== EXERCISE ==
Search the records that follow and extract every line containing the string "esto".

== DATA TO USE ==
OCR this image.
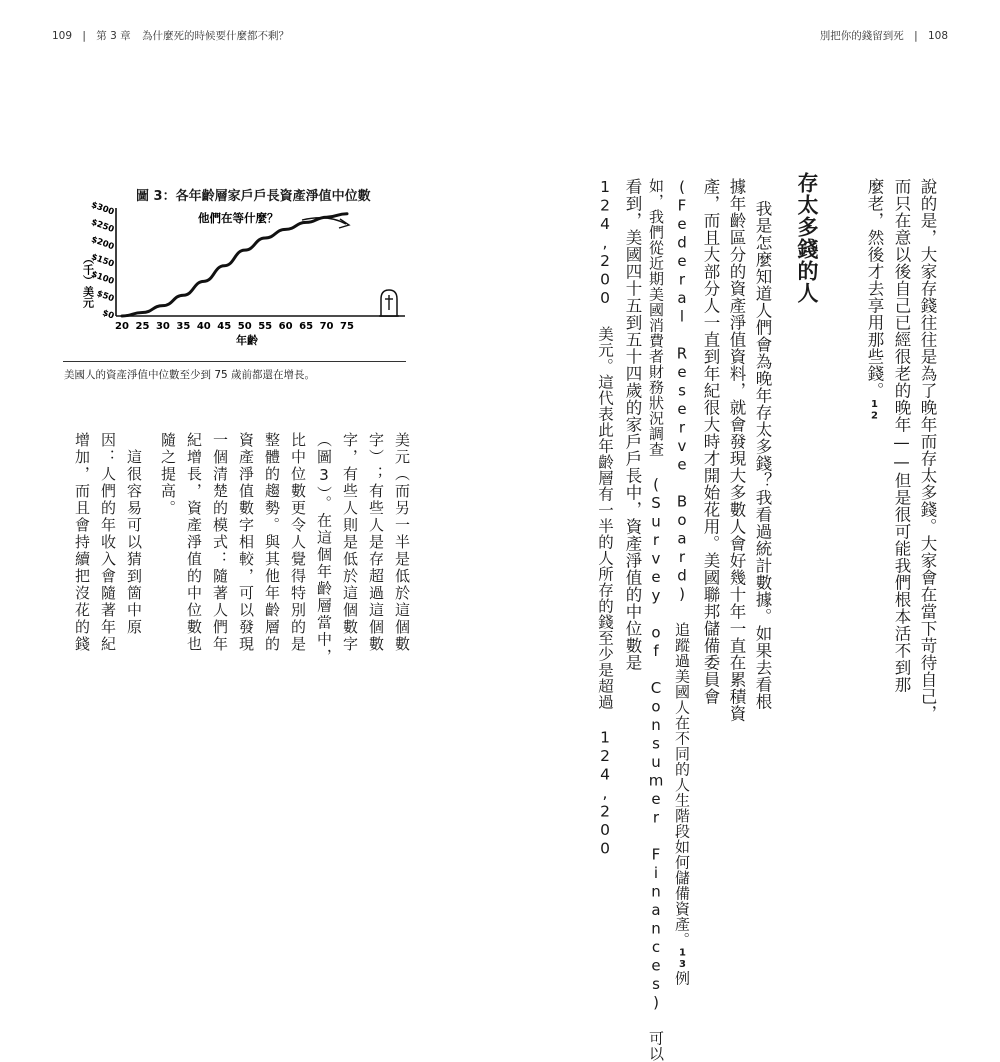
109 | 第 3 章 為什麼死的時候要什麼都不剩？	別把你的錢留到死 | 108
說的是，大家存錢往往是為了晚年而存太多錢。大家會在當下苛待自己，
而只在意以後自己已經很老的晚年——但是很可能我們根本活不到那
麼老，然後才去享用那些錢。12
存太多錢的人
我是怎麼知道人們會為晚年存太多錢？我看過統計數據。如果去看根
據年齡區分的資產淨值資料，就會發現大多數人會好幾十年一直在累積資
產，而且大部分人一直到年紀很大時才開始花用。美國聯邦儲備委員會
(Federal Reserve Board) 追蹤過美國人在不同的人生階段如何儲備資產。13例
如，我們從近期美國消費者財務狀況調查 (Survey of Consumer Finances) 可以
看到，美國四十五到五十四歲的家戶戶長中，資產淨值的中位數是
124,200 美元。這代表此年齡層有一半的人所存的錢至少是超過 124,200
美元（而另一半是低於這個數
字）；有些人是存超過這個數
字，有些人則是低於這個數字
（圖3）。在這個年齡層當中，
比中位數更令人覺得特別的是
整體的趨勢。與其他年齡層的
資產淨值數字相較，可以發現
一個清楚的模式：隨著人們年
紀增長，資產淨值的中位數也
隨之提高。
　這很容易可以猜到箇中原
因：人們的年收入會隨著年紀
增加，而且會持續把沒花的錢
圖 3：各年齡層家戶戶長資產淨值中位數
（千）美元
他們在等什麼？
$0
$50
$100
$150
$200
$250
$300
20 25 30 35 40 45 50 55 60 65 70 75
年齡
美國人的資產淨值中位數至少到 75 歲前都還在增長。
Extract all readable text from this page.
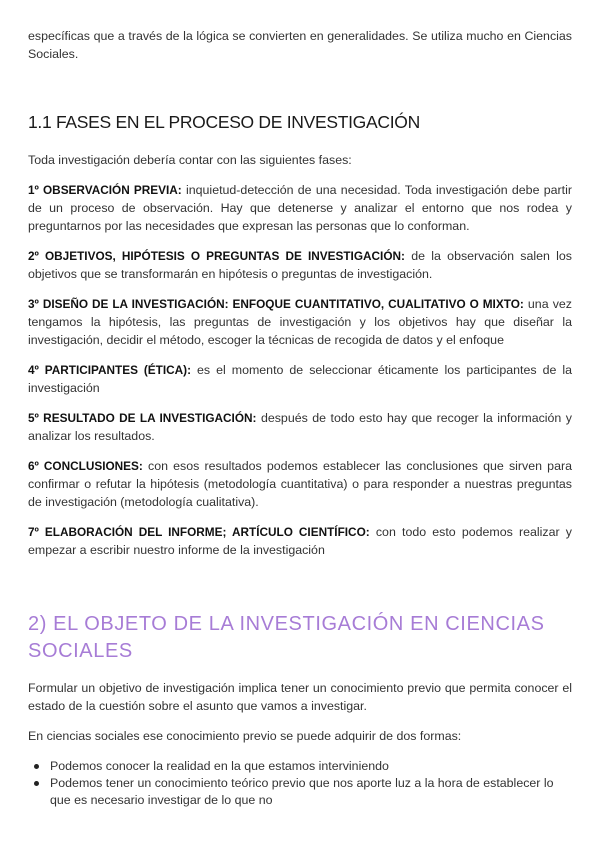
específicas que a través de la lógica se convierten en generalidades. Se utiliza mucho en Ciencias Sociales.

1.1 FASES EN EL PROCESO DE INVESTIGACIÓN

Toda investigación debería contar con las siguientes fases:

1º OBSERVACIÓN PREVIA: inquietud-detección de una necesidad. Toda investigación debe partir de un proceso de observación. Hay que detenerse y analizar el entorno que nos rodea y preguntarnos por las necesidades que expresan las personas que lo conforman.

2º OBJETIVOS, HIPÓTESIS O PREGUNTAS DE INVESTIGACIÓN: de la observación salen los objetivos que se transformarán en hipótesis o preguntas de investigación.

3º DISEÑO DE LA INVESTIGACIÓN: ENFOQUE CUANTITATIVO, CUALITATIVO O MIXTO: una vez tengamos la hipótesis, las preguntas de investigación y los objetivos hay que diseñar la investigación, decidir el método, escoger la técnicas de recogida de datos y el enfoque

4º PARTICIPANTES (ÉTICA): es el momento de seleccionar éticamente los participantes de la investigación

5º RESULTADO DE LA INVESTIGACIÓN: después de todo esto hay que recoger la información y analizar los resultados.

6º CONCLUSIONES: con esos resultados podemos establecer las conclusiones que sirven para confirmar o refutar la hipótesis (metodología cuantitativa) o para responder a nuestras preguntas de investigación (metodología cualitativa).

7º ELABORACIÓN DEL INFORME; ARTÍCULO CIENTÍFICO: con todo esto podemos realizar y empezar a escribir nuestro informe de la investigación

2) EL OBJETO DE LA INVESTIGACIÓN EN CIENCIAS SOCIALES

Formular un objetivo de investigación implica tener un conocimiento previo que permita conocer el estado de la cuestión sobre el asunto que vamos a investigar.

En ciencias sociales ese conocimiento previo se puede adquirir de dos formas:

Podemos conocer la realidad en la que estamos interviniendo
Podemos tener un conocimiento teórico previo que nos aporte luz a la hora de establecer lo que es necesario investigar de lo que no
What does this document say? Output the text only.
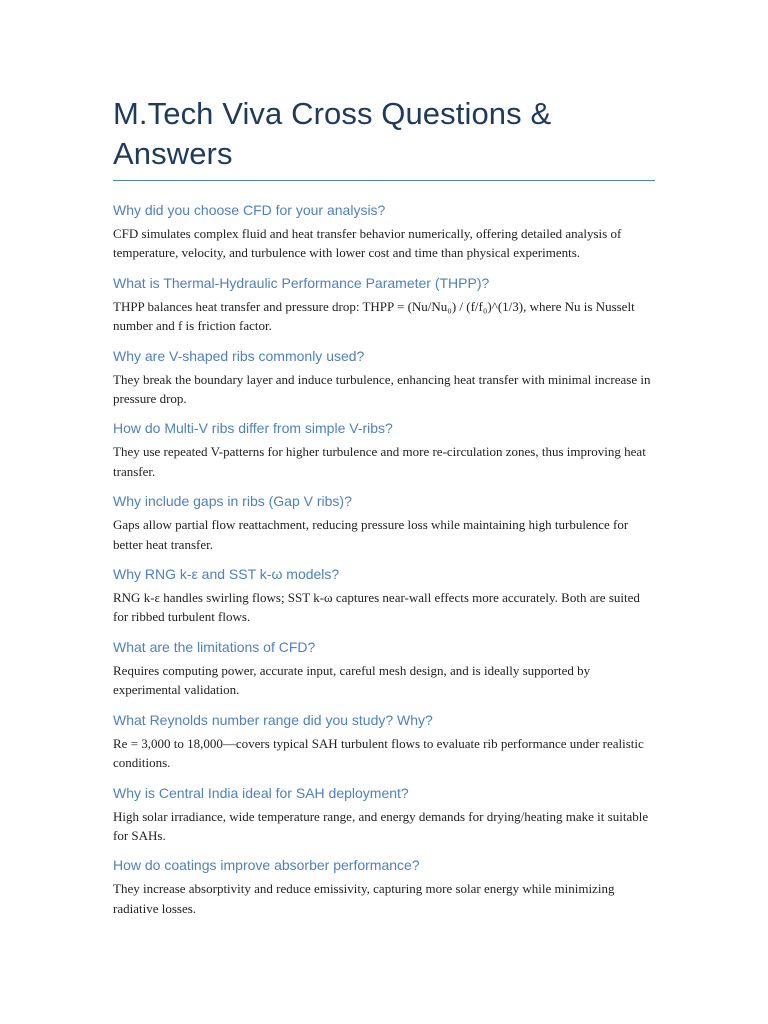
M.Tech Viva Cross Questions & Answers
Why did you choose CFD for your analysis?

CFD simulates complex fluid and heat transfer behavior numerically, offering detailed analysis of temperature, velocity, and turbulence with lower cost and time than physical experiments.

What is Thermal-Hydraulic Performance Parameter (THPP)?

THPP balances heat transfer and pressure drop: THPP = (Nu/Nu₀) / (f/f₀)^(1/3), where Nu is Nusselt number and f is friction factor.

Why are V-shaped ribs commonly used?

They break the boundary layer and induce turbulence, enhancing heat transfer with minimal increase in pressure drop.

How do Multi-V ribs differ from simple V-ribs?

They use repeated V-patterns for higher turbulence and more re-circulation zones, thus improving heat transfer.

Why include gaps in ribs (Gap V ribs)?

Gaps allow partial flow reattachment, reducing pressure loss while maintaining high turbulence for better heat transfer.

Why RNG k-ε and SST k-ω models?

RNG k-ε handles swirling flows; SST k-ω captures near-wall effects more accurately. Both are suited for ribbed turbulent flows.

What are the limitations of CFD?

Requires computing power, accurate input, careful mesh design, and is ideally supported by experimental validation.

What Reynolds number range did you study? Why?

Re = 3,000 to 18,000—covers typical SAH turbulent flows to evaluate rib performance under realistic conditions.

Why is Central India ideal for SAH deployment?

High solar irradiance, wide temperature range, and energy demands for drying/heating make it suitable for SAHs.

How do coatings improve absorber performance?

They increase absorptivity and reduce emissivity, capturing more solar energy while minimizing radiative losses.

== THE REPLY ==
5º RESULTADO DE LA INVESTIGACIÓN: después de todo esto hay que recoger la información y analizar los resultados.
7º ELABORACIÓN DEL INFORME; ARTÍCULO CIENTÍFICO: con todo esto podemos realizar y empezar a escribir nuestro informe de la investigación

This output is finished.